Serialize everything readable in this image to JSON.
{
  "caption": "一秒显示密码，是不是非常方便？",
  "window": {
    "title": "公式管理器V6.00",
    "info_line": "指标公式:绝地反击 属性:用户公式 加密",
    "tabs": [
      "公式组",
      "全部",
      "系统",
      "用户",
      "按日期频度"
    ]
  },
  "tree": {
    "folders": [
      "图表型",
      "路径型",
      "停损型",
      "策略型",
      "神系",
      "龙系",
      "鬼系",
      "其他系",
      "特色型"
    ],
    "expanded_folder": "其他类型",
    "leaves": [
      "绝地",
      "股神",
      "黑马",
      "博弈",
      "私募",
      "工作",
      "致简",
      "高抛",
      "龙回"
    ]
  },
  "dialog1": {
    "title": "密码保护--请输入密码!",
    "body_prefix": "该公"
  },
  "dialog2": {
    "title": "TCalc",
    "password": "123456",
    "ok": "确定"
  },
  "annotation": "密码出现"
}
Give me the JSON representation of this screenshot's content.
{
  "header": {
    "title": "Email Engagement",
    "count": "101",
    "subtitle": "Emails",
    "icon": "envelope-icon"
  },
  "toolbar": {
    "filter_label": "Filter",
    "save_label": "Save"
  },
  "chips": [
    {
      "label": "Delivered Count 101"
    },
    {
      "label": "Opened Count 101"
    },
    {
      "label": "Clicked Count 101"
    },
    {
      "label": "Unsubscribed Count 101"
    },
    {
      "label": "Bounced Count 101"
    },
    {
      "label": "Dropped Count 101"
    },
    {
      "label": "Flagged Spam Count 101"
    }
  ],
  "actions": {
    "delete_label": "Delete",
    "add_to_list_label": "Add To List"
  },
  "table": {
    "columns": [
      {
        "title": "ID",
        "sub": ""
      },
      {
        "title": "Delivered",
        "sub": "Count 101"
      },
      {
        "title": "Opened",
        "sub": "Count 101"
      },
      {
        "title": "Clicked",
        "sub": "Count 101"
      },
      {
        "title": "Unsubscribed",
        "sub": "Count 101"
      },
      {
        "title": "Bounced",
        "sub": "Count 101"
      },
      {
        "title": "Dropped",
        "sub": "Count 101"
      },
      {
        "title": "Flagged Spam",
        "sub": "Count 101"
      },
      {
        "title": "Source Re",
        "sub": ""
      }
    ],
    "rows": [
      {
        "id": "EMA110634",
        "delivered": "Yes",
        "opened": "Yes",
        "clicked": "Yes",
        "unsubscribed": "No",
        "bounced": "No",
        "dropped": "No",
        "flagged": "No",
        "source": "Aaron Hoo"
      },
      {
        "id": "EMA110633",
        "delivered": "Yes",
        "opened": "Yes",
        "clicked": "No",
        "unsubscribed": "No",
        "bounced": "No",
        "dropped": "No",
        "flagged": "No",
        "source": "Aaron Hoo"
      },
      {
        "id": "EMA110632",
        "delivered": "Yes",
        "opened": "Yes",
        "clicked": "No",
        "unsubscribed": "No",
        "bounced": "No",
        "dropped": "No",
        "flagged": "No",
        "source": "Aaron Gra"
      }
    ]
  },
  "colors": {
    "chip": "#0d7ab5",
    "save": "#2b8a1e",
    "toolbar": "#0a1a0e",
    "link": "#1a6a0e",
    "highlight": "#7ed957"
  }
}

---*---

▶ Exercise goal:
Show the lines that mention the word "this".

▶ Solution to the exercise:
Serialize everything readable in this image to JSON.
Give me the JSON representation of this screenshot's content.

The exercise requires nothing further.